Consegna — Riscrivi tutte le voci sostituendo ogni occorrenza di "automatique" con "manuelle" e senza cambiare nient'altro.
◇ ◇ ◇ ◇
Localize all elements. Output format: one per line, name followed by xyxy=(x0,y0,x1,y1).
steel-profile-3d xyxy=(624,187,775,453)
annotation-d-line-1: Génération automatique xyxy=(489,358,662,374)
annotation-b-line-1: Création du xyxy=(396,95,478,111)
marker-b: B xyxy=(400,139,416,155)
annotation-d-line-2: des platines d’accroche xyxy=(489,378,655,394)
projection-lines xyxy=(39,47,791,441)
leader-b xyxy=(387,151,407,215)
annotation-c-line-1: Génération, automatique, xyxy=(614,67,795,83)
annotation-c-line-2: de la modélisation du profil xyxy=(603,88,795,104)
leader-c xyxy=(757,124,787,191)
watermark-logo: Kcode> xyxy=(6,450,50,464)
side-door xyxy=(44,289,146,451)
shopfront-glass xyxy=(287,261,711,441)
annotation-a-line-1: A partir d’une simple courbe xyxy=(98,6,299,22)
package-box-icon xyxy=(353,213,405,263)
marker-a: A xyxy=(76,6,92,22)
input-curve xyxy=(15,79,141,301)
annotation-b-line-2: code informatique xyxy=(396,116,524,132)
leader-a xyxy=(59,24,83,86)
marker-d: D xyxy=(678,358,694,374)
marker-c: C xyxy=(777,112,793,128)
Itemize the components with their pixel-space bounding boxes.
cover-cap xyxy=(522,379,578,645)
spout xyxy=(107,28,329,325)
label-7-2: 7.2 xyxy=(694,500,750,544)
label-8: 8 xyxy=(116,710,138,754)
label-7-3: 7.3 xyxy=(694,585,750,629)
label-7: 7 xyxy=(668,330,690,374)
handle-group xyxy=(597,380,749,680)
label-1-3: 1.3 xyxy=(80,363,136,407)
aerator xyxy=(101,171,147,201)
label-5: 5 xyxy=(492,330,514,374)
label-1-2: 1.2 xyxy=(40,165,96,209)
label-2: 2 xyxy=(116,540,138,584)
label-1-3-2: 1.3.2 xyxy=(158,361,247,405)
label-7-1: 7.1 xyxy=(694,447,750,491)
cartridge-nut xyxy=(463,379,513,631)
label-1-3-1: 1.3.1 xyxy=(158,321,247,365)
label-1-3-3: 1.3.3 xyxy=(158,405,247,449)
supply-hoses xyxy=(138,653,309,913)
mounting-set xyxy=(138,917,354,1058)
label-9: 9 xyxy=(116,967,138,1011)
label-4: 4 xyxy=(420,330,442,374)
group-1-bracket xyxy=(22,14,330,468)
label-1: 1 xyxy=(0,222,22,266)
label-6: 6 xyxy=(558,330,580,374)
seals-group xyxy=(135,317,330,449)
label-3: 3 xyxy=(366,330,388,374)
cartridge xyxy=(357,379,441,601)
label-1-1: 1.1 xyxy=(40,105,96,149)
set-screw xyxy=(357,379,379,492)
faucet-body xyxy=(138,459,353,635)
◇ ◇ ◇ ◇
Soluzione proposta —
Localize all elements. Output format: one per line, name followed by xyxy=(x0,y0,x1,y1).
steel-profile-3d xyxy=(624,187,775,453)
annotation-d-line-1: Génération manuelle xyxy=(489,358,662,374)
annotation-b-line-1: Création du xyxy=(396,95,478,111)
marker-b: B xyxy=(400,139,416,155)
annotation-d-line-2: des platines d’accroche xyxy=(489,378,655,394)
projection-lines xyxy=(39,47,791,441)
leader-b xyxy=(387,151,407,215)
annotation-c-line-1: Génération, manuelle, xyxy=(614,67,795,83)
annotation-c-line-2: de la modélisation du profil xyxy=(603,88,795,104)
leader-c xyxy=(757,124,787,191)
watermark-logo: Kcode> xyxy=(6,450,50,464)
side-door xyxy=(44,289,146,451)
shopfront-glass xyxy=(287,261,711,441)
annotation-a-line-1: A partir d’une simple courbe xyxy=(98,6,299,22)
package-box-icon xyxy=(353,213,405,263)
marker-a: A xyxy=(76,6,92,22)
input-curve xyxy=(15,79,141,301)
annotation-b-line-2: code informatique xyxy=(396,116,524,132)
leader-a xyxy=(59,24,83,86)
marker-d: D xyxy=(678,358,694,374)
marker-c: C xyxy=(777,112,793,128)
Itemize the components with their pixel-space bounding boxes.
cover-cap xyxy=(522,379,578,645)
spout xyxy=(107,28,329,325)
label-7-2: 7.2 xyxy=(694,500,750,544)
label-8: 8 xyxy=(116,710,138,754)
label-7-3: 7.3 xyxy=(694,585,750,629)
label-7: 7 xyxy=(668,330,690,374)
handle-group xyxy=(597,380,749,680)
label-1-3: 1.3 xyxy=(80,363,136,407)
aerator xyxy=(101,171,147,201)
label-5: 5 xyxy=(492,330,514,374)
label-1-2: 1.2 xyxy=(40,165,96,209)
label-2: 2 xyxy=(116,540,138,584)
label-1-3-2: 1.3.2 xyxy=(158,361,247,405)
label-7-1: 7.1 xyxy=(694,447,750,491)
cartridge-nut xyxy=(463,379,513,631)
label-1-3-1: 1.3.1 xyxy=(158,321,247,365)
label-1-3-3: 1.3.3 xyxy=(158,405,247,449)
supply-hoses xyxy=(138,653,309,913)
mounting-set xyxy=(138,917,354,1058)
label-9: 9 xyxy=(116,967,138,1011)
label-4: 4 xyxy=(420,330,442,374)
group-1-bracket xyxy=(22,14,330,468)
label-1: 1 xyxy=(0,222,22,266)
label-6: 6 xyxy=(558,330,580,374)
seals-group xyxy=(135,317,330,449)
label-3: 3 xyxy=(366,330,388,374)
cartridge xyxy=(357,379,441,601)
label-1-1: 1.1 xyxy=(40,105,96,149)
set-screw xyxy=(357,379,379,492)
faucet-body xyxy=(138,459,353,635)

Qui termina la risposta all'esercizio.